EXERCISE.
Present every line in which the string "this" appears.

[begin DATA]

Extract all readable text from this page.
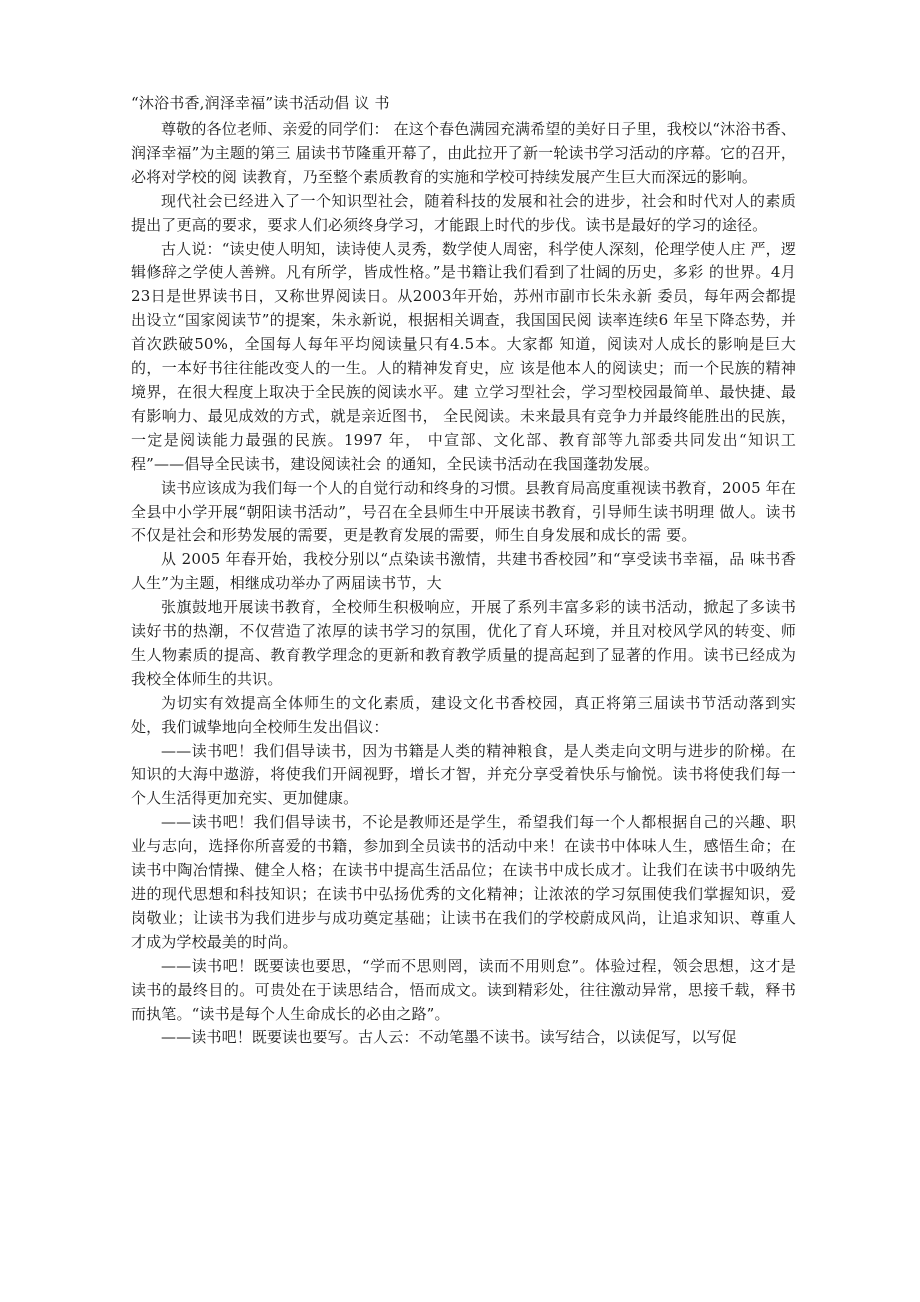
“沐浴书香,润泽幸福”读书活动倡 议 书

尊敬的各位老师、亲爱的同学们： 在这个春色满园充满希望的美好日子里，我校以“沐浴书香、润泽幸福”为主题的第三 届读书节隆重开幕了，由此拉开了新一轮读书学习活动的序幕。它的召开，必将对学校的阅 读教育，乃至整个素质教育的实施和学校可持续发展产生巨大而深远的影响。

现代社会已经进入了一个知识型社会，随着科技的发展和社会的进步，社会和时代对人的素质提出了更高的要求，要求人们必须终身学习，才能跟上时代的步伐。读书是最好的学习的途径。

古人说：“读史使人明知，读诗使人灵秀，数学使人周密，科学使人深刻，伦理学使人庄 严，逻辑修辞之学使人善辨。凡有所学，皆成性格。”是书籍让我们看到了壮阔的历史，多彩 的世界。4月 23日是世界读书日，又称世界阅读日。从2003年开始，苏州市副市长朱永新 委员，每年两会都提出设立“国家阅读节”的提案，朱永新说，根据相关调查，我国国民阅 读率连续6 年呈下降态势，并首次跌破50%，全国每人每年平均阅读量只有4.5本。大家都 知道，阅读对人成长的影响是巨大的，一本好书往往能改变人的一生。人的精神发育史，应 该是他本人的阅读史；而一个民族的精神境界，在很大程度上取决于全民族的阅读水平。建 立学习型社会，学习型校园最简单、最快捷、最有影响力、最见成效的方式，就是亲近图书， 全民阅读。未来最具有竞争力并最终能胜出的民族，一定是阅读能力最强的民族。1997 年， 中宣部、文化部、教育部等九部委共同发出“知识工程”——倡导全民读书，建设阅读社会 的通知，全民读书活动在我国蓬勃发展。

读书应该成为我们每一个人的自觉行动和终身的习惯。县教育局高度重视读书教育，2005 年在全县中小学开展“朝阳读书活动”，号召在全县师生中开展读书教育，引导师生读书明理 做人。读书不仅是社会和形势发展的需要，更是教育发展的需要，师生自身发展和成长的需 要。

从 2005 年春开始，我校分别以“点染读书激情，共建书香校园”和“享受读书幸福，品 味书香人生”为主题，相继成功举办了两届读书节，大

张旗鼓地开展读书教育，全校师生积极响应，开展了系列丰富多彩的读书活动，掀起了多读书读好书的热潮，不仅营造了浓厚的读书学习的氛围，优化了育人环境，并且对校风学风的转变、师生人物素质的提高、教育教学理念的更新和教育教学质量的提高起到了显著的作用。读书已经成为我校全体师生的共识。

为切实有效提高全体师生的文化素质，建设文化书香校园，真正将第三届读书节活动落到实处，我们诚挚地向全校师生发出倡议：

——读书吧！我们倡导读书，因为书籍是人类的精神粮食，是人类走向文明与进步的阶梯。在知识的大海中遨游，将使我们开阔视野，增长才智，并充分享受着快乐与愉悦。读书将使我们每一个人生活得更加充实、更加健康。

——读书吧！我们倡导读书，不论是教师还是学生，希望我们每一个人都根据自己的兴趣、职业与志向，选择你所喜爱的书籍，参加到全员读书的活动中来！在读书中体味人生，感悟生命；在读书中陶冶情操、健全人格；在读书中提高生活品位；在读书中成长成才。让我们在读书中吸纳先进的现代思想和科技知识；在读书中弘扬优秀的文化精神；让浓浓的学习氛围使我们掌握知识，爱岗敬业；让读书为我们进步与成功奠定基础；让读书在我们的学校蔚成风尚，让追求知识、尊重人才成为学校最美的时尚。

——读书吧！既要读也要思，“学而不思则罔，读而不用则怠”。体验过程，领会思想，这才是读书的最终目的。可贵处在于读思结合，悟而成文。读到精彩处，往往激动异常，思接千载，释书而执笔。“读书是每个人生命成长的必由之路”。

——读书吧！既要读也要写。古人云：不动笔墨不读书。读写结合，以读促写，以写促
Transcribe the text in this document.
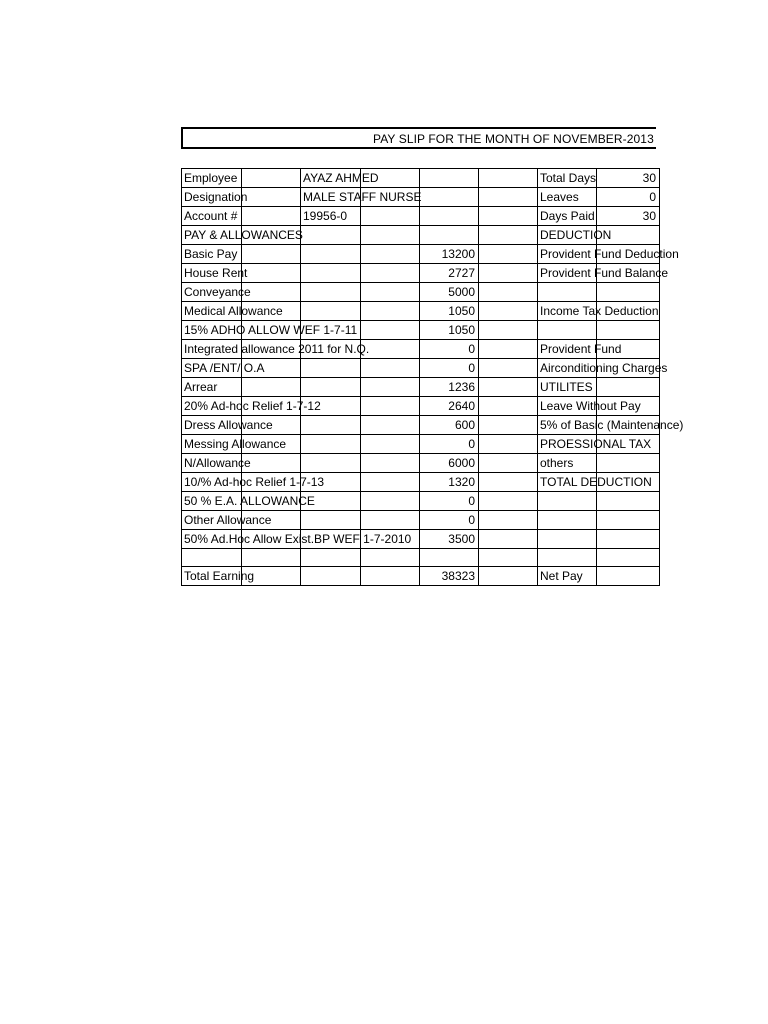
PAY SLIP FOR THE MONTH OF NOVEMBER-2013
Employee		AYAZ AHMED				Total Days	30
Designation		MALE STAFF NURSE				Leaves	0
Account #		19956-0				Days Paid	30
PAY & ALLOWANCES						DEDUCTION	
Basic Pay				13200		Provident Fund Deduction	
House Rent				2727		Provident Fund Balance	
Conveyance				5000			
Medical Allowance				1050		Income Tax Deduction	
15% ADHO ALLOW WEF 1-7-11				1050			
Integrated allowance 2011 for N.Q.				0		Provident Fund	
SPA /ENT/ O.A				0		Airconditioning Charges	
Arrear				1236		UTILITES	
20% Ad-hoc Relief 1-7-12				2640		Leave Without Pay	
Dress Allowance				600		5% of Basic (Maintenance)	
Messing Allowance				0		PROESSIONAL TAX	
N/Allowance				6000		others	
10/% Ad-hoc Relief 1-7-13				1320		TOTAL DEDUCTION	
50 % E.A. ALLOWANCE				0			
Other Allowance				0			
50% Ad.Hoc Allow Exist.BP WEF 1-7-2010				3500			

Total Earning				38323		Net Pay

[end DATA]

WRITTEN RESPONSE.
Extract all readable text from this page.
Transcribe the text in this document.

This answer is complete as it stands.